● What is being asked
What follows is a set of records, each of which is to be written out exactly.
--
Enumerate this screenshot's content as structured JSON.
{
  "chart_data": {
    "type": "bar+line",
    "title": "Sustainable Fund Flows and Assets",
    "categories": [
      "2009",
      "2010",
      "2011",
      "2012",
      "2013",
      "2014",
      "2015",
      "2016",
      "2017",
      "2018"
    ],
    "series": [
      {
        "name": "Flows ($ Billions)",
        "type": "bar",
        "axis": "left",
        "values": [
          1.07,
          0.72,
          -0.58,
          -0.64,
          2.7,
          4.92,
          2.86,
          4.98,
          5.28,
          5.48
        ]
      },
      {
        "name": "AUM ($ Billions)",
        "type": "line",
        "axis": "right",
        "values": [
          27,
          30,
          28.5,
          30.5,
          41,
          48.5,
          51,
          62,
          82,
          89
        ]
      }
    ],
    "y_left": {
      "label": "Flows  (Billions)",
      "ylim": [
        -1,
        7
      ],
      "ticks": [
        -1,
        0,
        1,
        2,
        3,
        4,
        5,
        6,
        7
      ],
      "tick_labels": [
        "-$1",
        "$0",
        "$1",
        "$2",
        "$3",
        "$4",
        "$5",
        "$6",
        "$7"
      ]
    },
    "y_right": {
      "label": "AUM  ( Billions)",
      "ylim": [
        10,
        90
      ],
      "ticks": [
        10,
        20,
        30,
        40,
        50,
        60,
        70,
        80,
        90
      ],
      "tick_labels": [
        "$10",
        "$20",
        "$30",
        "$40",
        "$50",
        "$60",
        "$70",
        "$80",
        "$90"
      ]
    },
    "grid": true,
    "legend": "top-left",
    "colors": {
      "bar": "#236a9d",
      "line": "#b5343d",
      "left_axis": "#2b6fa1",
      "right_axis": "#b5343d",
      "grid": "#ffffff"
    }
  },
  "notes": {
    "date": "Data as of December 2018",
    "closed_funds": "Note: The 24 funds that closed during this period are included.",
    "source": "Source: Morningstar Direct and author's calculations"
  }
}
--
● Task output
Enumerate this screenshot's content as structured JSON.
{
  "chart_data": {
    "type": "bar+line",
    "title": "Sustainable Fund Flows and Assets",
    "categories": [
      "2009",
      "2010",
      "2011",
      "2012",
      "2013",
      "2014",
      "2015",
      "2016",
      "2017",
      "2018"
    ],
    "series": [
      {
        "name": "Flows ($ Billions)",
        "type": "bar",
        "axis": "left",
        "values": [
          1.07,
          0.72,
          -0.58,
          -0.64,
          2.7,
          4.92,
          2.86,
          4.98,
          5.28,
          5.48
        ]
      },
      {
        "name": "AUM ($ Billions)",
        "type": "line",
        "axis": "right",
        "values": [
          27,
          30,
          28.5,
          30.5,
          41,
          48.5,
          51,
          62,
          82,
          89
        ]
      }
    ],
    "y_left": {
      "label": "Flows  (Billions)",
      "ylim": [
        -1,
        7
      ],
      "ticks": [
        -1,
        0,
        1,
        2,
        3,
        4,
        5,
        6,
        7
      ],
      "tick_labels": [
        "-$1",
        "$0",
        "$1",
        "$2",
        "$3",
        "$4",
        "$5",
        "$6",
        "$7"
      ]
    },
    "y_right": {
      "label": "AUM  ( Billions)",
      "ylim": [
        10,
        90
      ],
      "ticks": [
        10,
        20,
        30,
        40,
        50,
        60,
        70,
        80,
        90
      ],
      "tick_labels": [
        "$10",
        "$20",
        "$30",
        "$40",
        "$50",
        "$60",
        "$70",
        "$80",
        "$90"
      ]
    },
    "grid": true,
    "legend": "top-left",
    "colors": {
      "bar": "#236a9d",
      "line": "#b5343d",
      "left_axis": "#2b6fa1",
      "right_axis": "#b5343d",
      "grid": "#ffffff"
    }
  },
  "notes": {
    "date": "Data as of December 2018",
    "closed_funds": "Note: The 24 funds that closed during this period are included.",
    "source": "Source: Morningstar Direct and author's calculations"
  }
}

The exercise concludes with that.